- EXERCISE -
Among the entries, which lines carry the string "content"? Copy each of them.
■ ■ ■ ■ ■ ■ ■
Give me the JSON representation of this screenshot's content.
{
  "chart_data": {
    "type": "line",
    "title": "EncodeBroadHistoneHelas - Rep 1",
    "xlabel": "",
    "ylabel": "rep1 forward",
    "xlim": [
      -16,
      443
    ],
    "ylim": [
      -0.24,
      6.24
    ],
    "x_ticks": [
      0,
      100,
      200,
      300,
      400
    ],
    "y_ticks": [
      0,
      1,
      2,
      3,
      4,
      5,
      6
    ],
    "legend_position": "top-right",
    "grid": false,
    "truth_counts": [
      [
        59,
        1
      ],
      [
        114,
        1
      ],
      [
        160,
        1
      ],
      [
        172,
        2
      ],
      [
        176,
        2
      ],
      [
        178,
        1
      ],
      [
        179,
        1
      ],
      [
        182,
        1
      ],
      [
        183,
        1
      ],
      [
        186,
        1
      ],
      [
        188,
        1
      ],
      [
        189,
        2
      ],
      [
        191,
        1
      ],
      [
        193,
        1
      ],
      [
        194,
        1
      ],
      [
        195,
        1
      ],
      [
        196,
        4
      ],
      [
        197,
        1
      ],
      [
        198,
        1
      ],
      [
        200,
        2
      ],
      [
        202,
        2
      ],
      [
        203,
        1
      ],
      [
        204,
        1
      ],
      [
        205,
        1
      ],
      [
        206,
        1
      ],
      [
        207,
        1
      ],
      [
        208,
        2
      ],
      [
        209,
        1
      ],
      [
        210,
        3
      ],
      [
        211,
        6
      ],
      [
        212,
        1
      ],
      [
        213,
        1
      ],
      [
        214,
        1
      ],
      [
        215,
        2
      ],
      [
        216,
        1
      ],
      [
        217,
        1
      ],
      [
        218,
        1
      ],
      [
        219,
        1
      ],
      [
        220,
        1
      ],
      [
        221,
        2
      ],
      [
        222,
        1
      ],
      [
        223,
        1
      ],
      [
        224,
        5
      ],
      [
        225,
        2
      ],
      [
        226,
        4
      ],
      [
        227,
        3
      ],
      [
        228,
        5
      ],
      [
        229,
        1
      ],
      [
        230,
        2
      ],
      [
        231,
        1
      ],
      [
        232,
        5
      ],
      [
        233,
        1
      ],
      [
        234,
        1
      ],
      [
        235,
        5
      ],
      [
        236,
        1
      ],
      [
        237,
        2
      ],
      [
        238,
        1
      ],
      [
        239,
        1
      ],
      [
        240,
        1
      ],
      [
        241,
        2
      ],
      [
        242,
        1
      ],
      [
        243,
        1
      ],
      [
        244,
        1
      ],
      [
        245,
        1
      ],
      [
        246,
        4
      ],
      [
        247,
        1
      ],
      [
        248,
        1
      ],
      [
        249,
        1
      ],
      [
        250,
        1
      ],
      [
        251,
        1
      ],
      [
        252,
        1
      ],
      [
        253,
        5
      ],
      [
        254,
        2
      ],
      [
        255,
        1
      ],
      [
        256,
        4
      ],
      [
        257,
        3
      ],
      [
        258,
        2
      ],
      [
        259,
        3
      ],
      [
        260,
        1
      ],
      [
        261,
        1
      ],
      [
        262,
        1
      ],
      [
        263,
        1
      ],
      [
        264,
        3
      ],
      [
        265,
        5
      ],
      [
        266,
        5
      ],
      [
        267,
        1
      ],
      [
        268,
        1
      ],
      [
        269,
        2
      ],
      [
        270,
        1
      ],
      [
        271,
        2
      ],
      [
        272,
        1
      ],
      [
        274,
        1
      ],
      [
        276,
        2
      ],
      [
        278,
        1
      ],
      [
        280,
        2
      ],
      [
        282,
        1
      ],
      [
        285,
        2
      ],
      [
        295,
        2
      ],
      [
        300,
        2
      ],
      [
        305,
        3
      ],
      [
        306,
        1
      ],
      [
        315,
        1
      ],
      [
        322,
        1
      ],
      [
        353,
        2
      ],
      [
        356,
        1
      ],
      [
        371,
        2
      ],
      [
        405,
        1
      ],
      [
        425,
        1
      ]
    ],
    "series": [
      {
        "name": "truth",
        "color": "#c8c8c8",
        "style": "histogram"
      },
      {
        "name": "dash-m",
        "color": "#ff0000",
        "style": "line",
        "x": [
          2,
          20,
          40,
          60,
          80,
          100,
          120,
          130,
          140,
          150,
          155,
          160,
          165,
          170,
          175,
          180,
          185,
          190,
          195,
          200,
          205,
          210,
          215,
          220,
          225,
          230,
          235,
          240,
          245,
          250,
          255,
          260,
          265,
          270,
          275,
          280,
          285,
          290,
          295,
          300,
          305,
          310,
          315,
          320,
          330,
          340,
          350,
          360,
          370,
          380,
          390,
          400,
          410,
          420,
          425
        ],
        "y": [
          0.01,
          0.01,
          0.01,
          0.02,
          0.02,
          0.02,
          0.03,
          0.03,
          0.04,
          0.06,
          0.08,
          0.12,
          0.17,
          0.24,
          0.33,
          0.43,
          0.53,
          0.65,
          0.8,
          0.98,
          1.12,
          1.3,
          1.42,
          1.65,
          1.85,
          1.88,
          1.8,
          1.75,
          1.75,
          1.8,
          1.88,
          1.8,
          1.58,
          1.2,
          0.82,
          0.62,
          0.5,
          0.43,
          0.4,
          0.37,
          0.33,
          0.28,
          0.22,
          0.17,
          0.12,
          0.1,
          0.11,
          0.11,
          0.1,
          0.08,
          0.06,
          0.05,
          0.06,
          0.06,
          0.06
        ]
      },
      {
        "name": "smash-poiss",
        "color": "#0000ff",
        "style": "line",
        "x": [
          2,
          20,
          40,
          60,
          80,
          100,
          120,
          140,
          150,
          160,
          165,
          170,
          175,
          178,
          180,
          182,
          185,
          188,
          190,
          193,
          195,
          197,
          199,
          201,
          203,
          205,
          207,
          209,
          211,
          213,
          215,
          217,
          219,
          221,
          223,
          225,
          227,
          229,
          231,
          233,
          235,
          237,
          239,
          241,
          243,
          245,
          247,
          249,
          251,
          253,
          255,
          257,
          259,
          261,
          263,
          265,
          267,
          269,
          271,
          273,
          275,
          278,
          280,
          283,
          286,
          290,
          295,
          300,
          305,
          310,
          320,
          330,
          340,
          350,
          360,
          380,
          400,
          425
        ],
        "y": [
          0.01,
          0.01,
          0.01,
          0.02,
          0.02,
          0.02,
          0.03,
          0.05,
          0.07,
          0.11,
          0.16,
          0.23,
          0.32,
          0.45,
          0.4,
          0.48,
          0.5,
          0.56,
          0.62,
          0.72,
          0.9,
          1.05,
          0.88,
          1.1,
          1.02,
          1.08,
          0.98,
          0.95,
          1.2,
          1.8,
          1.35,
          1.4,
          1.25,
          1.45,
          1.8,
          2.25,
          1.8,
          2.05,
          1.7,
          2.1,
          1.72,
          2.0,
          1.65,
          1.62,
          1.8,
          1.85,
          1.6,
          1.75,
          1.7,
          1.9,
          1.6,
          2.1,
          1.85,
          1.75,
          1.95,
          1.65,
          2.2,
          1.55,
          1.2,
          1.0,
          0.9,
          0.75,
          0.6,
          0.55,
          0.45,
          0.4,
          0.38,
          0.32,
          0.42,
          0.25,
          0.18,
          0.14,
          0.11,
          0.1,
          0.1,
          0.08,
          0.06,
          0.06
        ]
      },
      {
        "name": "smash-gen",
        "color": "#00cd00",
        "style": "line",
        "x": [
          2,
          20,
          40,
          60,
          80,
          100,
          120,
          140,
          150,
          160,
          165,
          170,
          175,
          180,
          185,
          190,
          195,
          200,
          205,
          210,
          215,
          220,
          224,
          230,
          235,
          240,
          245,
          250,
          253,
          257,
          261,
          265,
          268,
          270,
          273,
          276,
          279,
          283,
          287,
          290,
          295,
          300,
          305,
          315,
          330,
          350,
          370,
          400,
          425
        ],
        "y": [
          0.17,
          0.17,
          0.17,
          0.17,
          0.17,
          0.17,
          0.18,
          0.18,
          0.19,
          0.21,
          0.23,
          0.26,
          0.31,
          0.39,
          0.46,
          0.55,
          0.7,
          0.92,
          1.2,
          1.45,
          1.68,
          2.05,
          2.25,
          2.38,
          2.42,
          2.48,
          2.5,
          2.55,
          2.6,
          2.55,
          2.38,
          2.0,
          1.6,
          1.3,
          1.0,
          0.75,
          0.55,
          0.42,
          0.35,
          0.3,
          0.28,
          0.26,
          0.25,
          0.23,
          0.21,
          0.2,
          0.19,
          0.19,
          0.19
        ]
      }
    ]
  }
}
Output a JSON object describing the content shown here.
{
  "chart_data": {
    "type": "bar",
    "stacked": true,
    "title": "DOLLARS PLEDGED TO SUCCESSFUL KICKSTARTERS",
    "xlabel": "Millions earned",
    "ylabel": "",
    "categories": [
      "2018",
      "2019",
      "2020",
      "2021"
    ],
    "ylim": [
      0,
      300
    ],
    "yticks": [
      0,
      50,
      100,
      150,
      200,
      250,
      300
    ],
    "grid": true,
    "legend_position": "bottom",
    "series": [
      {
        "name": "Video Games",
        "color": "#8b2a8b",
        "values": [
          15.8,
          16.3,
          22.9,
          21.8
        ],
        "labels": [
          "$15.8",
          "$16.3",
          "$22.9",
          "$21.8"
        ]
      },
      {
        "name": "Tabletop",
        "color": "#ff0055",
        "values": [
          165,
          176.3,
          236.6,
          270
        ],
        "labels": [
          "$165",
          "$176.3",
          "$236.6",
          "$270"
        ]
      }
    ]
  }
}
■ ■ ■ ■ ■ ■ ■
- THE COMPLETED TASK -
Give me the JSON representation of this screenshot's content.
Output a JSON object describing the content shown here.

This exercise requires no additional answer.